Description of the task
Review the lines that follow and copy each one that contains the word "Іосифъ".

* begin Material provided *

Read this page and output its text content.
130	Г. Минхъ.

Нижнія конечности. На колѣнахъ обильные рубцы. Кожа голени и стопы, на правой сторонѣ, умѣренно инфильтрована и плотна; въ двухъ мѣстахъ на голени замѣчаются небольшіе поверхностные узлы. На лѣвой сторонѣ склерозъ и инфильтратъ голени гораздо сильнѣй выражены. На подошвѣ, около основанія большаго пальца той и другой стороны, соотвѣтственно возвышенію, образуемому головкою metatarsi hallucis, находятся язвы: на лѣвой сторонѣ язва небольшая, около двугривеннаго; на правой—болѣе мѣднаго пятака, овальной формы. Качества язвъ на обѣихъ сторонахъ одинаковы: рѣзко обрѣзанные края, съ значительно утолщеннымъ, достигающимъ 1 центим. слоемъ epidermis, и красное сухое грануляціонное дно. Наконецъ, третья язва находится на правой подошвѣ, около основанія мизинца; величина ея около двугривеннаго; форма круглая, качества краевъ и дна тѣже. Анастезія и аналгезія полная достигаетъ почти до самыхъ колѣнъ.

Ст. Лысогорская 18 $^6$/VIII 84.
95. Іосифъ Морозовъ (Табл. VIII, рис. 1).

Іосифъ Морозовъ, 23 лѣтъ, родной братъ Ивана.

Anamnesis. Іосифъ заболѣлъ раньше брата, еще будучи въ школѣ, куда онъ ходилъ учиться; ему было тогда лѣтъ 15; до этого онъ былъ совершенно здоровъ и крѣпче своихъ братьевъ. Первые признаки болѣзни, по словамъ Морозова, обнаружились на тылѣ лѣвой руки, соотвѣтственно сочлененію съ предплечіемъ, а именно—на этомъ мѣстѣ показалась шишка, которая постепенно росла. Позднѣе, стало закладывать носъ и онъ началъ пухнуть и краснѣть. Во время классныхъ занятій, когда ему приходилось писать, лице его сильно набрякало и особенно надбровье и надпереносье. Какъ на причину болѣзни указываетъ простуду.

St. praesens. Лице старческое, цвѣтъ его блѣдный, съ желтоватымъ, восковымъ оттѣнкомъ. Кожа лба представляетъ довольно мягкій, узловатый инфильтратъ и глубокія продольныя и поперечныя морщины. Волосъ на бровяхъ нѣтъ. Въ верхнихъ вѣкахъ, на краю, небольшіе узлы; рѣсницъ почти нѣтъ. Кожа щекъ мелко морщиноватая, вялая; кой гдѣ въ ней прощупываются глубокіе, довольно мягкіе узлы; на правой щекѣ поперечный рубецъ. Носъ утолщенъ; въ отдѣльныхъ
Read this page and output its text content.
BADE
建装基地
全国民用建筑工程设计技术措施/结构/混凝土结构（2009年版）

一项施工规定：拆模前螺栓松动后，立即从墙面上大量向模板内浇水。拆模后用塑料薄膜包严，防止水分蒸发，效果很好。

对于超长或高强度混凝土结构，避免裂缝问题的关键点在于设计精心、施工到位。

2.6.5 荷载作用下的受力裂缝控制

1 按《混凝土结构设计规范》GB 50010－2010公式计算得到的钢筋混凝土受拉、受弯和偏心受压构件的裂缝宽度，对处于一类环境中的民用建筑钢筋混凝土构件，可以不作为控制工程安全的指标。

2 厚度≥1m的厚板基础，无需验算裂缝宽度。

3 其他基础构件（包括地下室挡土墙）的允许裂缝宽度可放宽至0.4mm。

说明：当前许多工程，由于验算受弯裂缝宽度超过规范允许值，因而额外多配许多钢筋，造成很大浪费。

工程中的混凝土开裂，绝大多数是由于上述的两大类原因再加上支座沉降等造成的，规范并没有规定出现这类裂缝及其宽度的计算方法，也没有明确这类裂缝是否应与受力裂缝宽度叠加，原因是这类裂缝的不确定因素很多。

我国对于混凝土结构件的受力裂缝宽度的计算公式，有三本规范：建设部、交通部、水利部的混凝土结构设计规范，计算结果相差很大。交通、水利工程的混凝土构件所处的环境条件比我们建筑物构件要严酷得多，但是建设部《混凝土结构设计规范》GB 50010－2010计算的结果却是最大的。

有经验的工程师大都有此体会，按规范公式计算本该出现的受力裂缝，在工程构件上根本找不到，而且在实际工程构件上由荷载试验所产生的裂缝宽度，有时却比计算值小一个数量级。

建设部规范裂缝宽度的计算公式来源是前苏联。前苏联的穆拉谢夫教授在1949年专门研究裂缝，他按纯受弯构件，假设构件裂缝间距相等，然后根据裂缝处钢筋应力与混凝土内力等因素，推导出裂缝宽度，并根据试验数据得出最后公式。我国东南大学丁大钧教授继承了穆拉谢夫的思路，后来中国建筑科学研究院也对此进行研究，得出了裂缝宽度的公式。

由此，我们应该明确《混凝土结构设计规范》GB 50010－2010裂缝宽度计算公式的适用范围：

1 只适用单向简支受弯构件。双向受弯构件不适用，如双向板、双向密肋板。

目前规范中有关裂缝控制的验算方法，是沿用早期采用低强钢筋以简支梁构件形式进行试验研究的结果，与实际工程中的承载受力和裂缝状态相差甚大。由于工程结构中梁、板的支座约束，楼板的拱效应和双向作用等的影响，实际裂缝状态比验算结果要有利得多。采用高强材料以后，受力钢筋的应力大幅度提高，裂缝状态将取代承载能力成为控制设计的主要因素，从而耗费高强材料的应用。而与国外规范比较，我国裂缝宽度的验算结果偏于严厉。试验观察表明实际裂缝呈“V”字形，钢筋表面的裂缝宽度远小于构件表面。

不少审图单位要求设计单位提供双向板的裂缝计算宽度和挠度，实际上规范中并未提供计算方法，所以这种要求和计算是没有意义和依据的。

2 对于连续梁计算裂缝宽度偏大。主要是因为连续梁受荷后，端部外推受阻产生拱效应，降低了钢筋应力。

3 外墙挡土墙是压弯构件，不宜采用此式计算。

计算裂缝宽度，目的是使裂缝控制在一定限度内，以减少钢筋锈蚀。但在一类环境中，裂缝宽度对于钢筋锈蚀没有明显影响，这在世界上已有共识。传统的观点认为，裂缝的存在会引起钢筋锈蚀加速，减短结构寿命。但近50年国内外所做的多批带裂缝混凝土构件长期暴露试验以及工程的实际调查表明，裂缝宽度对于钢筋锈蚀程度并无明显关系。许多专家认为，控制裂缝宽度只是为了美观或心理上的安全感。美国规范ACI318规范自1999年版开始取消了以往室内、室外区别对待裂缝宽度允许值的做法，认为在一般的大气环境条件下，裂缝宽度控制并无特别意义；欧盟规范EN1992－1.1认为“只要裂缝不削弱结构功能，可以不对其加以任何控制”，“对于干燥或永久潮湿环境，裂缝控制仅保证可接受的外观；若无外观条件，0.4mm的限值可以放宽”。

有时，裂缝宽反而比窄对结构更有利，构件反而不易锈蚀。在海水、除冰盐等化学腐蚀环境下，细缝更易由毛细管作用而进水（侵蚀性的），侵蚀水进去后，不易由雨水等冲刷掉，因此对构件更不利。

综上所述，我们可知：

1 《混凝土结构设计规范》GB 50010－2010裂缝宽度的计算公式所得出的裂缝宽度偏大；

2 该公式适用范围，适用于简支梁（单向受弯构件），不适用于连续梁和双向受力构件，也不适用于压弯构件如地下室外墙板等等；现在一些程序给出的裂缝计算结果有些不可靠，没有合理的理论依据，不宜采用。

* end Material provided *

Written solution
95. Іосифъ Морозовъ (Табл. VIII, рис. 1).
Іосифъ Морозовъ, 23 лѣтъ, родной братъ Ивана.
Anamnesis. Іосифъ заболѣлъ раньше брата, еще будучи въ школѣ, куда онъ ходилъ учиться; ему было тогда лѣтъ 15; до этого онъ былъ совершенно здоровъ и крѣпче своихъ братьевъ. Первые признаки болѣзни, по словамъ Морозова, обнаружились на тылѣ лѣвой руки, соотвѣтственно сочлененію съ предплечіемъ, а именно—на этомъ мѣстѣ показалась шишка, которая постепенно росла. Позднѣе, стало закладывать носъ и онъ началъ пухнуть и краснѣть. Во время классныхъ занятій, когда ему приходилось писать, лице его сильно набрякало и особенно надбровье и надпереносье. Какъ на причину болѣзни указываетъ простуду.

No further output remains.